All material below is to be reproduced exactly.

Some records:
::::::::::
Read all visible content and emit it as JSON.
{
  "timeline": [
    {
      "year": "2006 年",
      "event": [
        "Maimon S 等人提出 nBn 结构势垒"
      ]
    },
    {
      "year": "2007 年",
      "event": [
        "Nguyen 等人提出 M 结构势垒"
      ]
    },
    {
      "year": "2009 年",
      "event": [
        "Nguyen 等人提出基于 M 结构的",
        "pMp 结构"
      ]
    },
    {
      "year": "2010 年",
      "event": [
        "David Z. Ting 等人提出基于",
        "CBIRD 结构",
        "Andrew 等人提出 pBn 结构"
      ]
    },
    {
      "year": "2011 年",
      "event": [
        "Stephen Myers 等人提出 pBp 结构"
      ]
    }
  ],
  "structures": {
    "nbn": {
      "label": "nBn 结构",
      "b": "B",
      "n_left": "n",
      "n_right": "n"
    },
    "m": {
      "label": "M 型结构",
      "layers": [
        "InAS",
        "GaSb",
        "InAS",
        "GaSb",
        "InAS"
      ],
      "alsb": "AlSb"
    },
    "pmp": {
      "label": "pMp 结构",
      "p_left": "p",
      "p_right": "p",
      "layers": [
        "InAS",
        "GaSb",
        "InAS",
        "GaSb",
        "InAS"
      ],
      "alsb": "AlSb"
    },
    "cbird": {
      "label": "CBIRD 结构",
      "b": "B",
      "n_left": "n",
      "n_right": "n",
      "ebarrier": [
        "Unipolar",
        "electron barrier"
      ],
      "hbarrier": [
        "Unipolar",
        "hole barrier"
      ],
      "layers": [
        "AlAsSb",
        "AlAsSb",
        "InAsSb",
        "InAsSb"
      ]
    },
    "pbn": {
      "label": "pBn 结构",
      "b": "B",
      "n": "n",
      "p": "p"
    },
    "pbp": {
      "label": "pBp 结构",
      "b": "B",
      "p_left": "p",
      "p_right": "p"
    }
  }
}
::::::::::
» **FINISHED ANSWER**:
Read all visible content and emit it as JSON.
{
  "timeline": [
    {
      "year": "2006 年",
      "event": [
        "Maimon S 等人提出 nBn 结构势垒"
      ]
    },
    {
      "year": "2007 年",
      "event": [
        "Nguyen 等人提出 M 结构势垒"
      ]
    },
    {
      "year": "2009 年",
      "event": [
        "Nguyen 等人提出基于 M 结构的",
        "pMp 结构"
      ]
    },
    {
      "year": "2010 年",
      "event": [
        "David Z. Ting 等人提出基于",
        "CBIRD 结构",
        "Andrew 等人提出 pBn 结构"
      ]
    },
    {
      "year": "2011 年",
      "event": [
        "Stephen Myers 等人提出 pBp 结构"
      ]
    }
  ],
  "structures": {
    "nbn": {
      "label": "nBn 结构",
      "b": "B",
      "n_left": "n",
      "n_right": "n"
    },
    "m": {
      "label": "M 型结构",
      "layers": [
        "InAS",
        "GaSb",
        "InAS",
        "GaSb",
        "InAS"
      ],
      "alsb": "AlSb"
    },
    "pmp": {
      "label": "pMp 结构",
      "p_left": "p",
      "p_right": "p",
      "layers": [
        "InAS",
        "GaSb",
        "InAS",
        "GaSb",
        "InAS"
      ],
      "alsb": "AlSb"
    },
    "cbird": {
      "label": "CBIRD 结构",
      "b": "B",
      "n_left": "n",
      "n_right": "n",
      "ebarrier": [
        "Unipolar",
        "electron barrier"
      ],
      "hbarrier": [
        "Unipolar",
        "hole barrier"
      ],
      "layers": [
        "AlAsSb",
        "AlAsSb",
        "InAsSb",
        "InAsSb"
      ]
    },
    "pbn": {
      "label": "pBn 结构",
      "b": "B",
      "n": "n",
      "p": "p"
    },
    "pbp": {
      "label": "pBp 结构",
      "b": "B",
      "p_left": "p",
      "p_right": "p"
    }
  }
}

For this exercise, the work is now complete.